[Begin]

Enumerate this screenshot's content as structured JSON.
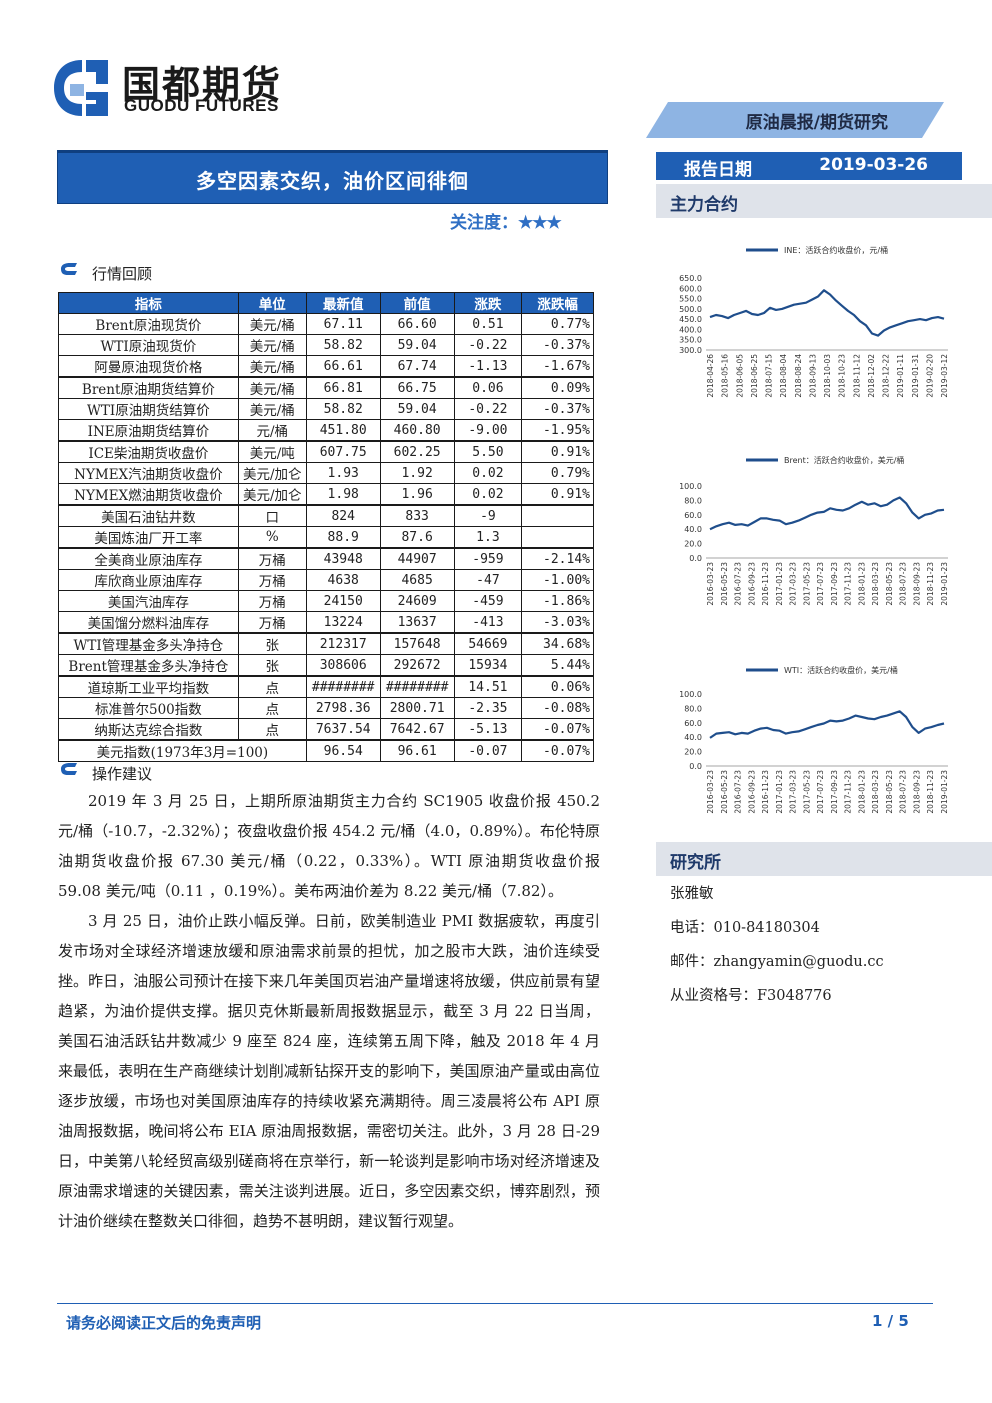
{
  "brand": {
    "name_cn": "国都期货",
    "name_en": "GUODU FUTURES"
  },
  "header": {
    "category": "原油晨报/期货研究",
    "report_title": "多空因素交织，油价区间徘徊",
    "attention_label": "关注度：",
    "attention_stars": "★★★",
    "date_label": "报告日期",
    "date_value": "2019-03-26"
  },
  "sections": {
    "market_review": "行情回顾",
    "operation_advice": "操作建议",
    "main_contract": "主力合约",
    "research": "研究所"
  },
  "table": {
    "headers": [
      "指标",
      "单位",
      "最新值",
      "前值",
      "涨跌",
      "涨跌幅"
    ],
    "rows": [
      [
        "Brent原油现货价",
        "美元/桶",
        "67.11",
        "66.60",
        "0.51",
        "0.77%"
      ],
      [
        "WTI原油现货价",
        "美元/桶",
        "58.82",
        "59.04",
        "-0.22",
        "-0.37%"
      ],
      [
        "阿曼原油现货价格",
        "美元/桶",
        "66.61",
        "67.74",
        "-1.13",
        "-1.67%"
      ],
      [
        "Brent原油期货结算价",
        "美元/桶",
        "66.81",
        "66.75",
        "0.06",
        "0.09%"
      ],
      [
        "WTI原油期货结算价",
        "美元/桶",
        "58.82",
        "59.04",
        "-0.22",
        "-0.37%"
      ],
      [
        "INE原油期货结算价",
        "元/桶",
        "451.80",
        "460.80",
        "-9.00",
        "-1.95%"
      ],
      [
        "ICE柴油期货收盘价",
        "美元/吨",
        "607.75",
        "602.25",
        "5.50",
        "0.91%"
      ],
      [
        "NYMEX汽油期货收盘价",
        "美元/加仑",
        "1.93",
        "1.92",
        "0.02",
        "0.79%"
      ],
      [
        "NYMEX燃油期货收盘价",
        "美元/加仑",
        "1.98",
        "1.96",
        "0.02",
        "0.91%"
      ],
      [
        "美国石油钻井数",
        "口",
        "824",
        "833",
        "-9",
        ""
      ],
      [
        "美国炼油厂开工率",
        "%",
        "88.9",
        "87.6",
        "1.3",
        ""
      ],
      [
        "全美商业原油库存",
        "万桶",
        "43948",
        "44907",
        "-959",
        "-2.14%"
      ],
      [
        "库欣商业原油库存",
        "万桶",
        "4638",
        "4685",
        "-47",
        "-1.00%"
      ],
      [
        "美国汽油库存",
        "万桶",
        "24150",
        "24609",
        "-459",
        "-1.86%"
      ],
      [
        "美国馏分燃料油库存",
        "万桶",
        "13224",
        "13637",
        "-413",
        "-3.03%"
      ],
      [
        "WTI管理基金多头净持仓",
        "张",
        "212317",
        "157648",
        "54669",
        "34.68%"
      ],
      [
        "Brent管理基金多头净持仓",
        "张",
        "308606",
        "292672",
        "15934",
        "5.44%"
      ],
      [
        "道琼斯工业平均指数",
        "点",
        "########",
        "########",
        "14.51",
        "0.06%"
      ],
      [
        "标准普尔500指数",
        "点",
        "2798.36",
        "2800.71",
        "-2.35",
        "-0.08%"
      ],
      [
        "纳斯达克综合指数",
        "点",
        "7637.54",
        "7642.67",
        "-5.13",
        "-0.07%"
      ]
    ],
    "last_row": [
      "美元指数(1973年3月=100)",
      "96.54",
      "96.61",
      "-0.07",
      "-0.07%"
    ]
  },
  "advice_paragraphs": [
    "2019 年 3 月 25 日，上期所原油期货主力合约 SC1905 收盘价报 450.2 元/桶（-10.7，-2.32%）；夜盘收盘价报 454.2 元/桶（4.0，0.89%）。布伦特原油期货收盘价报 67.30 美元/桶（0.22，0.33%）。WTI 原油期货收盘价报 59.08 美元/吨（0.11 ，0.19%）。美布两油价差为 8.22 美元/桶（7.82）。",
    "3 月 25 日，油价止跌小幅反弹。日前，欧美制造业 PMI 数据疲软，再度引发市场对全球经济增速放缓和原油需求前景的担忧，加之股市大跌，油价连续受挫。昨日，油服公司预计在接下来几年美国页岩油产量增速将放缓，供应前景有望趋紧，为油价提供支撑。据贝克休斯最新周报数据显示，截至 3 月 22 日当周，美国石油活跃钻井数减少 9 座至 824 座，连续第五周下降，触及 2018 年 4 月来最低，表明在生产商继续计划削减新钻探开支的影响下，美国原油产量或由高位逐步放缓，市场也对美国原油库存的持续收紧充满期待。周三凌晨将公布 API 原油周报数据，晚间将公布 EIA 原油周报数据，需密切关注。此外，3 月 28 日-29 日，中美第八轮经贸高级别磋商将在京举行，新一轮谈判是影响市场对经济增速及原油需求增速的关键因素，需关注谈判进展。近日，多空因素交织，博弈剧烈，预计油价继续在整数关口徘徊，趋势不甚明朗，建议暂行观望。"
  ],
  "contact": {
    "name": "张雅敏",
    "phone": "电话：010-84180304",
    "email": "邮件：zhangyamin@guodu.cc",
    "license": "从业资格号：F3048776"
  },
  "footer": {
    "disclaimer": "请务必阅读正文后的免责声明",
    "page": "1 / 5"
  },
  "colors": {
    "brand_blue": "#1f5fb4",
    "light_blue": "#8eb4e3",
    "line": "#1f4e8c"
  },
  "chart_data": [
    {
      "type": "line",
      "legend": "INE：活跃合约收盘价，元/桶",
      "ylim": [
        300,
        650
      ],
      "yticks": [
        "650.0",
        "600.0",
        "550.0",
        "500.0",
        "450.0",
        "400.0",
        "350.0",
        "300.0"
      ],
      "xticks": [
        "2018-04-26",
        "2018-05-16",
        "2018-06-05",
        "2018-06-25",
        "2018-07-15",
        "2018-08-04",
        "2018-08-24",
        "2018-09-13",
        "2018-10-03",
        "2018-10-23",
        "2018-11-12",
        "2018-12-02",
        "2018-12-22",
        "2019-01-11",
        "2019-01-31",
        "2019-02-20",
        "2019-03-12"
      ],
      "values": [
        460,
        470,
        465,
        455,
        470,
        480,
        490,
        475,
        470,
        480,
        505,
        495,
        500,
        510,
        520,
        525,
        530,
        545,
        560,
        590,
        570,
        540,
        515,
        490,
        470,
        440,
        420,
        380,
        370,
        395,
        410,
        420,
        430,
        440,
        445,
        450,
        445,
        455,
        460,
        452
      ]
    },
    {
      "type": "line",
      "legend": "Brent：活跃合约收盘价，美元/桶",
      "ylim": [
        0,
        100
      ],
      "yticks": [
        "100.0",
        "80.0",
        "60.0",
        "40.0",
        "20.0",
        "0.0"
      ],
      "xticks": [
        "2016-03-23",
        "2016-05-23",
        "2016-07-23",
        "2016-09-23",
        "2016-11-23",
        "2017-01-23",
        "2017-03-23",
        "2017-05-23",
        "2017-07-23",
        "2017-09-23",
        "2017-11-23",
        "2018-01-23",
        "2018-03-23",
        "2018-05-23",
        "2018-07-23",
        "2018-09-23",
        "2018-11-23",
        "2019-01-23"
      ],
      "values": [
        40,
        44,
        47,
        49,
        46,
        47,
        45,
        50,
        55,
        55,
        53,
        52,
        47,
        49,
        52,
        56,
        60,
        63,
        64,
        69,
        67,
        66,
        69,
        74,
        78,
        74,
        76,
        72,
        74,
        80,
        84,
        76,
        63,
        55,
        60,
        62,
        66,
        67
      ]
    },
    {
      "type": "line",
      "legend": "WTI：活跃合约收盘价，美元/桶",
      "ylim": [
        0,
        100
      ],
      "yticks": [
        "100.0",
        "80.0",
        "60.0",
        "40.0",
        "20.0",
        "0.0"
      ],
      "xticks": [
        "2016-03-23",
        "2016-05-23",
        "2016-07-23",
        "2016-09-23",
        "2016-11-23",
        "2017-01-23",
        "2017-03-23",
        "2017-05-23",
        "2017-07-23",
        "2017-09-23",
        "2017-11-23",
        "2018-01-23",
        "2018-03-23",
        "2018-05-23",
        "2018-07-23",
        "2018-09-23",
        "2018-11-23",
        "2019-01-23"
      ],
      "values": [
        39,
        45,
        46,
        47,
        44,
        46,
        45,
        49,
        52,
        53,
        50,
        49,
        45,
        47,
        48,
        51,
        54,
        57,
        59,
        63,
        62,
        63,
        66,
        70,
        68,
        66,
        65,
        68,
        70,
        73,
        76,
        68,
        54,
        46,
        52,
        54,
        57,
        59
      ]
    }
  ]
}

[End]

# REQUIREMENT:
Look through the records and gather each line with the word "legend".

# RESPONSE TO THE EXERCISE:
      "legend": "INE：活跃合约收盘价，元/桶",
      "legend": "Brent：活跃合约收盘价，美元/桶",
      "legend": "WTI：活跃合约收盘价，美元/桶",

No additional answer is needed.